Search the material for the string "houses" and copy each line where it occurs.

[A block of data]

____________________

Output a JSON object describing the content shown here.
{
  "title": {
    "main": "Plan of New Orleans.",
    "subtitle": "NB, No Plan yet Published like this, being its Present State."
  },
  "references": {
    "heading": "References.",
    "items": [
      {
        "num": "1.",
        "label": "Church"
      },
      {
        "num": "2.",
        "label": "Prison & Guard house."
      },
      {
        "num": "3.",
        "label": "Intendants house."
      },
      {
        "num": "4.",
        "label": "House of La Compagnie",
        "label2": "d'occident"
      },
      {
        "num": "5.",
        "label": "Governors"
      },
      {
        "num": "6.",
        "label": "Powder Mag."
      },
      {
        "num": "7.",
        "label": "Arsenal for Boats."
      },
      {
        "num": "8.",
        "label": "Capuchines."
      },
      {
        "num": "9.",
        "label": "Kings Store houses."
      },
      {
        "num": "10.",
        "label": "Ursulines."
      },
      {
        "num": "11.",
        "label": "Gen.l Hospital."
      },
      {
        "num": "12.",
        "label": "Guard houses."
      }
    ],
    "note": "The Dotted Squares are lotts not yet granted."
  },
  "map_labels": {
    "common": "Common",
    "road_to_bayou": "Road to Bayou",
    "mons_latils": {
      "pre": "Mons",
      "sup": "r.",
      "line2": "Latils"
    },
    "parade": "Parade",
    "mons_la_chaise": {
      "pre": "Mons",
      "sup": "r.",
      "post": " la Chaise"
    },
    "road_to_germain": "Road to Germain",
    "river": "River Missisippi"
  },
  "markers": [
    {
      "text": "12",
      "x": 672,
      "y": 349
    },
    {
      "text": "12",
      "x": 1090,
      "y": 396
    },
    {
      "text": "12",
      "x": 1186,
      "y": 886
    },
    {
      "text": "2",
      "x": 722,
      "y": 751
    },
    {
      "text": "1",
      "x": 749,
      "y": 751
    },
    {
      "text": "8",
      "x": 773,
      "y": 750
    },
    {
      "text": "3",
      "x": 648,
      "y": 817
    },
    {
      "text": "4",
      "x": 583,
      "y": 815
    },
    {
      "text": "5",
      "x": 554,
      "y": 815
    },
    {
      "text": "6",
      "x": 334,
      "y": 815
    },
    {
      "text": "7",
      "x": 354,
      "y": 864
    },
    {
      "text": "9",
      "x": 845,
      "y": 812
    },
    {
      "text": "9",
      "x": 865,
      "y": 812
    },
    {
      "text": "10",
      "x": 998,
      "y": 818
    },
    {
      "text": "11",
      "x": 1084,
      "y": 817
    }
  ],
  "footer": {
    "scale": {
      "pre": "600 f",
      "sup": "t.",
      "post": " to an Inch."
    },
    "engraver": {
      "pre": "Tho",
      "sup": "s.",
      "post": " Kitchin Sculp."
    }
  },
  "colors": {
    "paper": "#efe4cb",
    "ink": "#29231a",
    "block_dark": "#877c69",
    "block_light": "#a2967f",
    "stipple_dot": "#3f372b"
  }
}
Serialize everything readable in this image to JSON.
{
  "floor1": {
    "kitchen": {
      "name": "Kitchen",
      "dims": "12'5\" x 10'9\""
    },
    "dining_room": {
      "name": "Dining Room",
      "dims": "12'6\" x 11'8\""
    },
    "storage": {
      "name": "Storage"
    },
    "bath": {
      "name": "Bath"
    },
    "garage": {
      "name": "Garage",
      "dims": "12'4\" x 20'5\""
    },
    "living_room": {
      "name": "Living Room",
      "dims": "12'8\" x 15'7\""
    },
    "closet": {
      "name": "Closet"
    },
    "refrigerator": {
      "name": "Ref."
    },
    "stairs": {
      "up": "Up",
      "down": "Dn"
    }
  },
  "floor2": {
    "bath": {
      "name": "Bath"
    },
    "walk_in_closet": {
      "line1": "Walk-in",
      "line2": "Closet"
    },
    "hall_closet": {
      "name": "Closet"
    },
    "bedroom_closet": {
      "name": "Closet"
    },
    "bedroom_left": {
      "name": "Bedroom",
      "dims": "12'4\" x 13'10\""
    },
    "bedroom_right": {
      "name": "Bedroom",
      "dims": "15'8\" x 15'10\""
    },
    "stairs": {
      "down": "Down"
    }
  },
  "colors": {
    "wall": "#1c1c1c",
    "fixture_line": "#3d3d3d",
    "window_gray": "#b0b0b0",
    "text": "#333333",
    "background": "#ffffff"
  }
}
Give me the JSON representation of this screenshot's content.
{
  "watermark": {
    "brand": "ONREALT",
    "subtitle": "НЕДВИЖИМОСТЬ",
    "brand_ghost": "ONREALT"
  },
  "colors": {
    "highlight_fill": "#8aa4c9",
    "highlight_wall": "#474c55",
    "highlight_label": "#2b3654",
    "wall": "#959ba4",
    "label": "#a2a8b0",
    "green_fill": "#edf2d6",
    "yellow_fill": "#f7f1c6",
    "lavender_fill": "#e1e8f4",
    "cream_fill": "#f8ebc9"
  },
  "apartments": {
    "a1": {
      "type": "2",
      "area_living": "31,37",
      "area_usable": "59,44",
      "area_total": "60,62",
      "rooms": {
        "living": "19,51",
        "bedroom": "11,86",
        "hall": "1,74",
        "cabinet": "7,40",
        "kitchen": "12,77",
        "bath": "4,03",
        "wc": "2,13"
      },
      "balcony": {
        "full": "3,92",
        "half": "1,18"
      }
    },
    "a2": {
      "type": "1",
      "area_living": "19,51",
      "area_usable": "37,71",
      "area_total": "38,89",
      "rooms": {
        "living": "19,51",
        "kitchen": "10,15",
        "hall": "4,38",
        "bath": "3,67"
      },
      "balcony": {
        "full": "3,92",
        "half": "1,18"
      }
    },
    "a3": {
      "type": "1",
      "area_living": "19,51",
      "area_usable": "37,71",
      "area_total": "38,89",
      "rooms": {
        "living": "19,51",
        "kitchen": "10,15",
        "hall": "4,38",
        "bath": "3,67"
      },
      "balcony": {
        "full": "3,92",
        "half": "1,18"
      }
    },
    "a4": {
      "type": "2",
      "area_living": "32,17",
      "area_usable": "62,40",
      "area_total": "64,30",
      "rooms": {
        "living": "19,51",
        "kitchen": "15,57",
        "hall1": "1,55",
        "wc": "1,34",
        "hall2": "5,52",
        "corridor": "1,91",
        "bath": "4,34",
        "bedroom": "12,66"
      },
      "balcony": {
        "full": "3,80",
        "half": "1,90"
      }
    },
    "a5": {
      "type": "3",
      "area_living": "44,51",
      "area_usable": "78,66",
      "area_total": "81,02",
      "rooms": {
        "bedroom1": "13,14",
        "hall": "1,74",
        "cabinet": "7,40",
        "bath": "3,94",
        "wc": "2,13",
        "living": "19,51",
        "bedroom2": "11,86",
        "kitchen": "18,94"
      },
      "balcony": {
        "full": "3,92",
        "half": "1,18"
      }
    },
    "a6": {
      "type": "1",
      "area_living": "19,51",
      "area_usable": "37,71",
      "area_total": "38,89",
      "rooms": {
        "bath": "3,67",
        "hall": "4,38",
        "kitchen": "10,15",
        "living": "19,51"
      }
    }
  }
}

____________________

• [Result]:
        "label": "Kings Store houses."
        "label": "Guard houses."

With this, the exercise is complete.